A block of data
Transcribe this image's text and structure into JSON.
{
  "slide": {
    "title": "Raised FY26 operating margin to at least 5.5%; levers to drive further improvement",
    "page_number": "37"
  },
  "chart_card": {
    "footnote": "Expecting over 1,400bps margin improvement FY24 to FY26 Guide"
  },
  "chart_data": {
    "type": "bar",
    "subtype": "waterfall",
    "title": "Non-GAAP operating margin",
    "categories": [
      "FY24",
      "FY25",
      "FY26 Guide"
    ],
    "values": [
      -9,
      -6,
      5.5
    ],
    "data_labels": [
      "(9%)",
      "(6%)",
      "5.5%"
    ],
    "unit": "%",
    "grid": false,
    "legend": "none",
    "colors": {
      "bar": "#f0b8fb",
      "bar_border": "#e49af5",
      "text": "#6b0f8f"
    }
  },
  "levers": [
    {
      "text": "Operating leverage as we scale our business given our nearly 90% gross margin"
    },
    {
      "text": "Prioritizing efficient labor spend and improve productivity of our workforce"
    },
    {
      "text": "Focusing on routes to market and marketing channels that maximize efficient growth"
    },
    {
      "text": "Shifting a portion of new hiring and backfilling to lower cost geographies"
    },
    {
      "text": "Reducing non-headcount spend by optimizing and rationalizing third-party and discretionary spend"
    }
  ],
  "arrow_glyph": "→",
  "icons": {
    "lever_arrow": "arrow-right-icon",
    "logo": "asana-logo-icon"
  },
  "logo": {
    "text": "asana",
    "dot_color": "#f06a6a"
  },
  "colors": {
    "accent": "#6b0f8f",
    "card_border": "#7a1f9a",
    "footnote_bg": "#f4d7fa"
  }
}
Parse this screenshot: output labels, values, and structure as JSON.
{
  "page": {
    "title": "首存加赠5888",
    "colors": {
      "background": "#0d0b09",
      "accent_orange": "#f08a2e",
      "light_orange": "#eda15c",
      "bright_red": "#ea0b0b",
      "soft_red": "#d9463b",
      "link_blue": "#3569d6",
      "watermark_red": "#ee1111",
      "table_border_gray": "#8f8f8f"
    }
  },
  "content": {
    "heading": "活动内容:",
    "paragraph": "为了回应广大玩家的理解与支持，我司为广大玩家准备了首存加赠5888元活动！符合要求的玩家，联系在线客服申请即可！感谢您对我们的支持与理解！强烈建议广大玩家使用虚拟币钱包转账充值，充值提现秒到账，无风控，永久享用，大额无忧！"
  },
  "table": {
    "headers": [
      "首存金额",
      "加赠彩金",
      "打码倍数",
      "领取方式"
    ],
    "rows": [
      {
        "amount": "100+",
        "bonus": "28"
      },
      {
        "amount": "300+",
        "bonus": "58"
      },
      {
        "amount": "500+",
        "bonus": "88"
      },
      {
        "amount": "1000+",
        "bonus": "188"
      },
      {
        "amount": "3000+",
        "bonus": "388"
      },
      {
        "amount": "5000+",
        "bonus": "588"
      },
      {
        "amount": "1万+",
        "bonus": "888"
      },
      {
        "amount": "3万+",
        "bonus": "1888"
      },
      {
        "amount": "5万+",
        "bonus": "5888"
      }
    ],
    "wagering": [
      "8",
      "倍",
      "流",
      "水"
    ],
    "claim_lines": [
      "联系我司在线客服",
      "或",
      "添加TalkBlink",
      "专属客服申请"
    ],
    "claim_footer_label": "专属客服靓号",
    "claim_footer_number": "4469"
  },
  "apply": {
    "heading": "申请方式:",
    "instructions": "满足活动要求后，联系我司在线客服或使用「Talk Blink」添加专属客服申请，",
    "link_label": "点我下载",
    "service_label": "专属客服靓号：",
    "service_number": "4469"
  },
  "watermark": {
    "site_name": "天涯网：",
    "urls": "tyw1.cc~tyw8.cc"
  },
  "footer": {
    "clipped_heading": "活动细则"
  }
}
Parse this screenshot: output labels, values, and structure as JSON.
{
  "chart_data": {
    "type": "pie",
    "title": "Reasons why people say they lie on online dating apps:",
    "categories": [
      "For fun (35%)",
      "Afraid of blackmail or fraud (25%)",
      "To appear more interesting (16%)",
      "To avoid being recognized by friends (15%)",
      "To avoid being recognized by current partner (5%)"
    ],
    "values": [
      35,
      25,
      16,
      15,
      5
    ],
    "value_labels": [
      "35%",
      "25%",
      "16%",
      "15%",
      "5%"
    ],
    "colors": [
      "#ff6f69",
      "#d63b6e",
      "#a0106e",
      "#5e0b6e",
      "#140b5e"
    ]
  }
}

*EXERCISE REQUIREMENTS*: The records above should all be quoted exactly, please.

*REPLY TO THE EXERCISE*:
Transcribe this image's text and structure into JSON.
{
  "slide": {
    "title": "Raised FY26 operating margin to at least 5.5%; levers to drive further improvement",
    "page_number": "37"
  },
  "chart_card": {
    "footnote": "Expecting over 1,400bps margin improvement FY24 to FY26 Guide"
  },
  "chart_data": {
    "type": "bar",
    "subtype": "waterfall",
    "title": "Non-GAAP operating margin",
    "categories": [
      "FY24",
      "FY25",
      "FY26 Guide"
    ],
    "values": [
      -9,
      -6,
      5.5
    ],
    "data_labels": [
      "(9%)",
      "(6%)",
      "5.5%"
    ],
    "unit": "%",
    "grid": false,
    "legend": "none",
    "colors": {
      "bar": "#f0b8fb",
      "bar_border": "#e49af5",
      "text": "#6b0f8f"
    }
  },
  "levers": [
    {
      "text": "Operating leverage as we scale our business given our nearly 90% gross margin"
    },
    {
      "text": "Prioritizing efficient labor spend and improve productivity of our workforce"
    },
    {
      "text": "Focusing on routes to market and marketing channels that maximize efficient growth"
    },
    {
      "text": "Shifting a portion of new hiring and backfilling to lower cost geographies"
    },
    {
      "text": "Reducing non-headcount spend by optimizing and rationalizing third-party and discretionary spend"
    }
  ],
  "arrow_glyph": "→",
  "icons": {
    "lever_arrow": "arrow-right-icon",
    "logo": "asana-logo-icon"
  },
  "logo": {
    "text": "asana",
    "dot_color": "#f06a6a"
  },
  "colors": {
    "accent": "#6b0f8f",
    "card_border": "#7a1f9a",
    "footnote_bg": "#f4d7fa"
  }
}
Parse this screenshot: output labels, values, and structure as JSON.
{
  "page": {
    "title": "首存加赠5888",
    "colors": {
      "background": "#0d0b09",
      "accent_orange": "#f08a2e",
      "light_orange": "#eda15c",
      "bright_red": "#ea0b0b",
      "soft_red": "#d9463b",
      "link_blue": "#3569d6",
      "watermark_red": "#ee1111",
      "table_border_gray": "#8f8f8f"
    }
  },
  "content": {
    "heading": "活动内容:",
    "paragraph": "为了回应广大玩家的理解与支持，我司为广大玩家准备了首存加赠5888元活动！符合要求的玩家，联系在线客服申请即可！感谢您对我们的支持与理解！强烈建议广大玩家使用虚拟币钱包转账充值，充值提现秒到账，无风控，永久享用，大额无忧！"
  },
  "table": {
    "headers": [
      "首存金额",
      "加赠彩金",
      "打码倍数",
      "领取方式"
    ],
    "rows": [
      {
        "amount": "100+",
        "bonus": "28"
      },
      {
        "amount": "300+",
        "bonus": "58"
      },
      {
        "amount": "500+",
        "bonus": "88"
      },
      {
        "amount": "1000+",
        "bonus": "188"
      },
      {
        "amount": "3000+",
        "bonus": "388"
      },
      {
        "amount": "5000+",
        "bonus": "588"
      },
      {
        "amount": "1万+",
        "bonus": "888"
      },
      {
        "amount": "3万+",
        "bonus": "1888"
      },
      {
        "amount": "5万+",
        "bonus": "5888"
      }
    ],
    "wagering": [
      "8",
      "倍",
      "流",
      "水"
    ],
    "claim_lines": [
      "联系我司在线客服",
      "或",
      "添加TalkBlink",
      "专属客服申请"
    ],
    "claim_footer_label": "专属客服靓号",
    "claim_footer_number": "4469"
  },
  "apply": {
    "heading": "申请方式:",
    "instructions": "满足活动要求后，联系我司在线客服或使用「Talk Blink」添加专属客服申请，",
    "link_label": "点我下载",
    "service_label": "专属客服靓号：",
    "service_number": "4469"
  },
  "watermark": {
    "site_name": "天涯网：",
    "urls": "tyw1.cc~tyw8.cc"
  },
  "footer": {
    "clipped_heading": "活动细则"
  }
}
Parse this screenshot: output labels, values, and structure as JSON.
{
  "chart_data": {
    "type": "pie",
    "title": "Reasons why people say they lie on online dating apps:",
    "categories": [
      "For fun (35%)",
      "Afraid of blackmail or fraud (25%)",
      "To appear more interesting (16%)",
      "To avoid being recognized by friends (15%)",
      "To avoid being recognized by current partner (5%)"
    ],
    "values": [
      35,
      25,
      16,
      15,
      5
    ],
    "value_labels": [
      "35%",
      "25%",
      "16%",
      "15%",
      "5%"
    ],
    "colors": [
      "#ff6f69",
      "#d63b6e",
      "#a0106e",
      "#5e0b6e",
      "#140b5e"
    ]
  }
}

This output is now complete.